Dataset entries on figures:
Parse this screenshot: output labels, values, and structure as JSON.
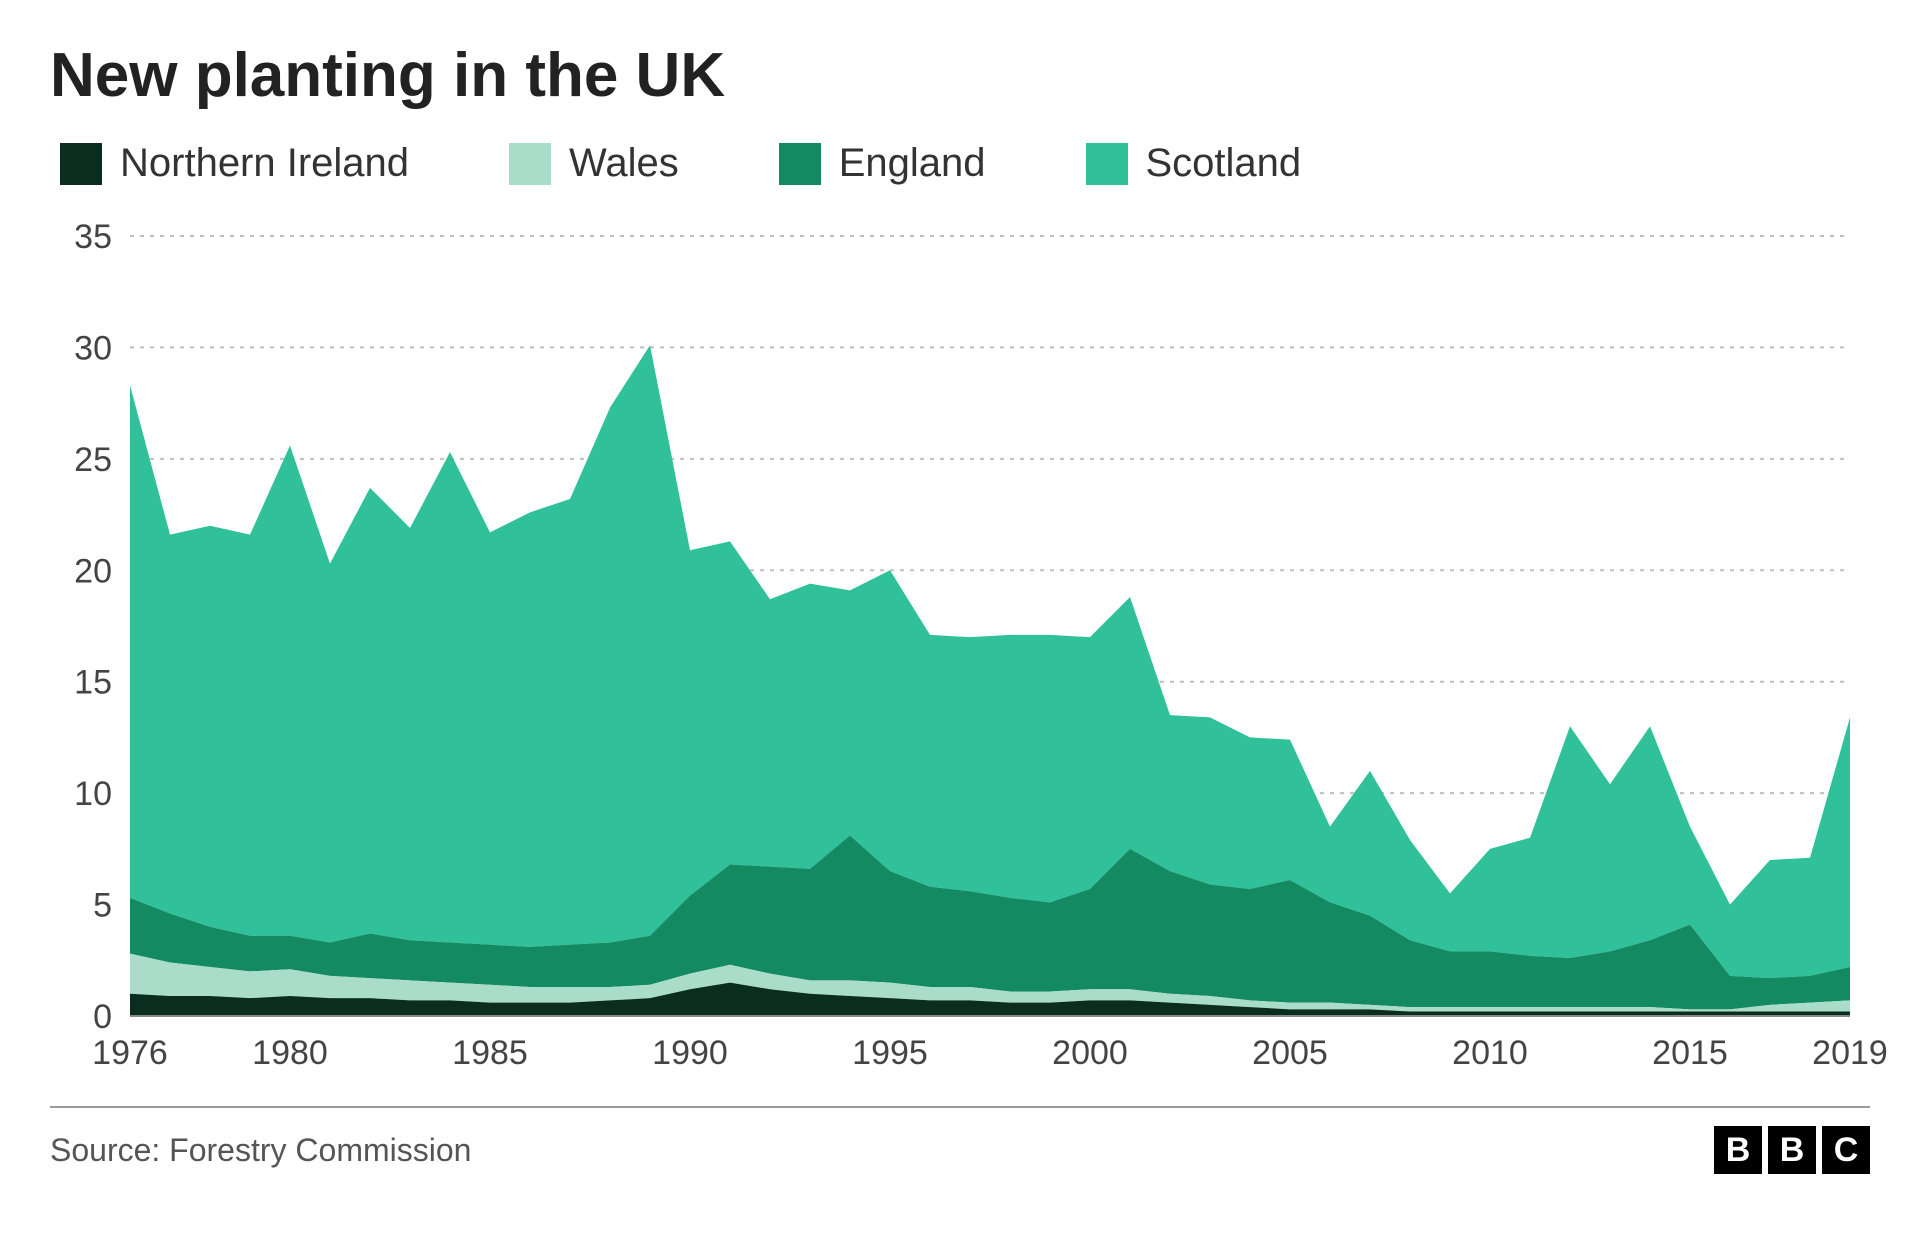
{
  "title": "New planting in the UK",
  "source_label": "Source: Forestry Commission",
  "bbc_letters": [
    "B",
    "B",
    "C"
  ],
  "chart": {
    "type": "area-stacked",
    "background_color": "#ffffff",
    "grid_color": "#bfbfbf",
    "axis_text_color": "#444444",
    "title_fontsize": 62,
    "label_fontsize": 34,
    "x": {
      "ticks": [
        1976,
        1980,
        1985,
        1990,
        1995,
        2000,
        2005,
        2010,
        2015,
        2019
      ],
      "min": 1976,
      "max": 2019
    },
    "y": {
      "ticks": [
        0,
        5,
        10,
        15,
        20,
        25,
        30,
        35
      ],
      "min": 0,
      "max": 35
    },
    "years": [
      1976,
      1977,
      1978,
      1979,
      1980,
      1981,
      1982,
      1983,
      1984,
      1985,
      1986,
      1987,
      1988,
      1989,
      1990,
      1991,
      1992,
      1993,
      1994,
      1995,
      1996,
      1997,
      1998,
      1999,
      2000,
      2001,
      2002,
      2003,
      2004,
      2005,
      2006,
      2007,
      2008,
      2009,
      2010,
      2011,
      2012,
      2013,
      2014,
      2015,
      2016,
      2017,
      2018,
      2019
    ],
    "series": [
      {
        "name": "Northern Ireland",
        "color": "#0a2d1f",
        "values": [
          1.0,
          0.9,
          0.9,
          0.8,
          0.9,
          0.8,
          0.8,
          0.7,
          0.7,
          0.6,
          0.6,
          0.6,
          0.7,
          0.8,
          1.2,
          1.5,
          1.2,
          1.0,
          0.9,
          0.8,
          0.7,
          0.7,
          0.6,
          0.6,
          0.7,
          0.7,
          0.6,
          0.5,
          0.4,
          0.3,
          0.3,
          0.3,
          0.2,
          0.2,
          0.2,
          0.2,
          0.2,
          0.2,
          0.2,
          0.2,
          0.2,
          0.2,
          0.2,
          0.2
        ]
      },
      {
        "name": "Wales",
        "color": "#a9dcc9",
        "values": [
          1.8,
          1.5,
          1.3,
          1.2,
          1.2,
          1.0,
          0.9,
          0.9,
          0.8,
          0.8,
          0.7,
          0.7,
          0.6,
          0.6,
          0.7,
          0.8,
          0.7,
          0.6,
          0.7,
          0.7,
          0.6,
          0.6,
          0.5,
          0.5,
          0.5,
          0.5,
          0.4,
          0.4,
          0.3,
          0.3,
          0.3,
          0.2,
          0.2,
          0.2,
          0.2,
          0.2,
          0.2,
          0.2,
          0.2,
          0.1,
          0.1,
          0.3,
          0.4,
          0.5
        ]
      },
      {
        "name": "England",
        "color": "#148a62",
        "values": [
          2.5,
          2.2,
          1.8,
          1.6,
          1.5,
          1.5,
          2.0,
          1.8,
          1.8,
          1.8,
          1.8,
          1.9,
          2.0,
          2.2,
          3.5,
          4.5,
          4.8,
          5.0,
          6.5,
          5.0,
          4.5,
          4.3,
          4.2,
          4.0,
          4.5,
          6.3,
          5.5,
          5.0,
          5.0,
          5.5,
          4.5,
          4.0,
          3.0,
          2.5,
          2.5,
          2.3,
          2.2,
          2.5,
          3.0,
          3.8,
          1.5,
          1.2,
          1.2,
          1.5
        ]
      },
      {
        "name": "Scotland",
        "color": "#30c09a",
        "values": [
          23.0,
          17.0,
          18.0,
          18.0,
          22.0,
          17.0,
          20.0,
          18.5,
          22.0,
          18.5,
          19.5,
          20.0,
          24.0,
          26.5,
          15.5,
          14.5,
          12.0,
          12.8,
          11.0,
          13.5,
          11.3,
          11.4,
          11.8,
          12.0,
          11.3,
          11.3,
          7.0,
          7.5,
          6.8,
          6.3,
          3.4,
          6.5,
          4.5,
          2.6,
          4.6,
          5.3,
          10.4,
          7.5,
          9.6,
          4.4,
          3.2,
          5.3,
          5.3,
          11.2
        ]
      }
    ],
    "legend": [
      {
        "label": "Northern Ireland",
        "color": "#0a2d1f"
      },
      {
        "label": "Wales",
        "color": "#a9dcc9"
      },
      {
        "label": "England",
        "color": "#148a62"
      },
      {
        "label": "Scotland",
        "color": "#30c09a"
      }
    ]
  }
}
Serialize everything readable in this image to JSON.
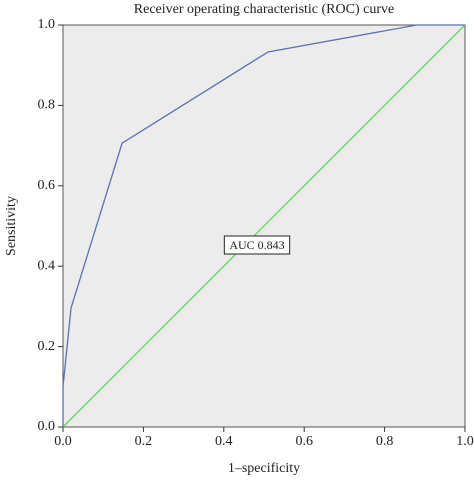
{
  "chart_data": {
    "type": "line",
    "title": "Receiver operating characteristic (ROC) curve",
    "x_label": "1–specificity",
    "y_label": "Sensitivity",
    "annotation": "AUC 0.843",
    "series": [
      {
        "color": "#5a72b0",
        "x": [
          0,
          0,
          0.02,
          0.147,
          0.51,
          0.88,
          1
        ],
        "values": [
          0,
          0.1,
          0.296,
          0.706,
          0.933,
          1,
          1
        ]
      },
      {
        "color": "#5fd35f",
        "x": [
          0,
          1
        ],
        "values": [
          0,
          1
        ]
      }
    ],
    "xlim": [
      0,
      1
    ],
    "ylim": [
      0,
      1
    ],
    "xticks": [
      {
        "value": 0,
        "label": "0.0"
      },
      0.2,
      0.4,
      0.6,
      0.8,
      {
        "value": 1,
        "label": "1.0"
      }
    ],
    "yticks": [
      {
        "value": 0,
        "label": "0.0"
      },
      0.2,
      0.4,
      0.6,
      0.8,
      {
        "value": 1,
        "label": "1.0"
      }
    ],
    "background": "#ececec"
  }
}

STATED PROBLEM: Using the records above, list each line that includes "this".

TASK RESULT:
Parse this screenshot: output labels, values, and structure as JSON.
Serialize everything readable in this image to JSON.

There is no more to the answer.